- _EXTRACTED MATERIAL_:

______________________________

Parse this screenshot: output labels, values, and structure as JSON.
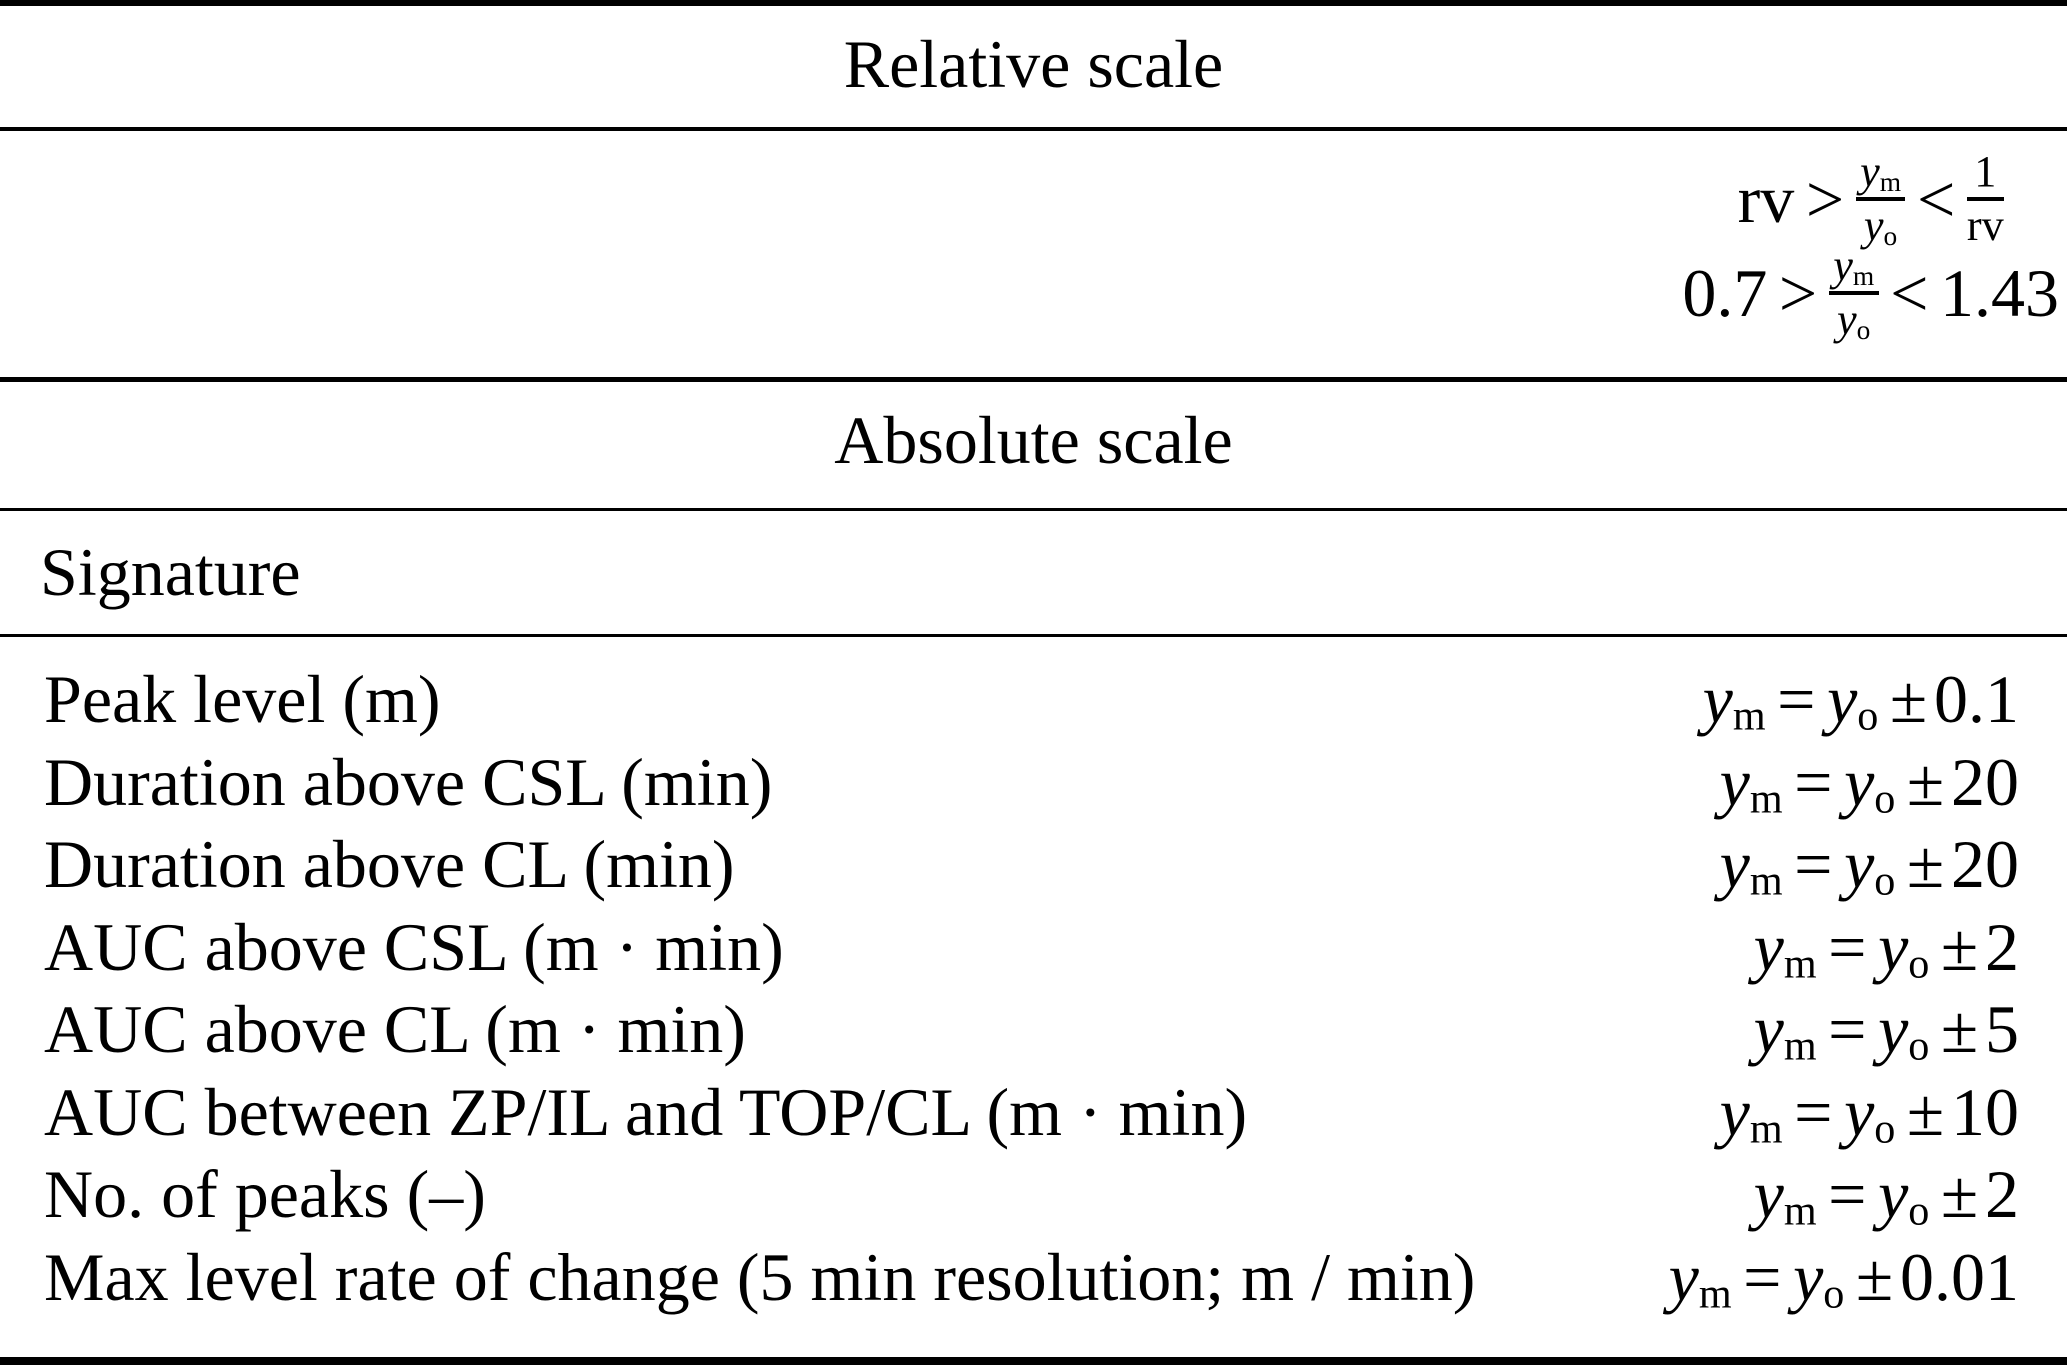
{
  "table": {
    "relative_header": "Relative scale",
    "absolute_header": "Absolute scale",
    "signature_header": "Signature",
    "math": {
      "y": "y",
      "sub_m": "m",
      "sub_o": "o",
      "eq": "=",
      "pm": "±",
      "gt": ">",
      "lt": "<",
      "rv": "rv",
      "one": "1",
      "rel_low": "0.7",
      "rel_high": "1.43"
    },
    "rows": [
      {
        "label": "Peak level (m)",
        "tolerance": "0.1"
      },
      {
        "label": "Duration above CSL (min)",
        "tolerance": "20"
      },
      {
        "label": "Duration above CL (min)",
        "tolerance": "20"
      },
      {
        "label": "AUC above CSL (m · min)",
        "tolerance": "2"
      },
      {
        "label": "AUC above CL (m · min)",
        "tolerance": "5"
      },
      {
        "label": "AUC between ZP/IL and TOP/CL (m · min)",
        "tolerance": "10"
      },
      {
        "label": "No. of peaks (–)",
        "tolerance": "2"
      },
      {
        "label": "Max level rate of change (5 min resolution; m / min)",
        "tolerance": "0.01"
      }
    ]
  }
}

______________________________

- _YOUR GOAL_: Copy each line of the records above that carries the word "level".

- _WRITTEN RESPONSE_:
        "label": "Peak level (m)",
        "label": "Max level rate of change (5 min resolution; m / min)",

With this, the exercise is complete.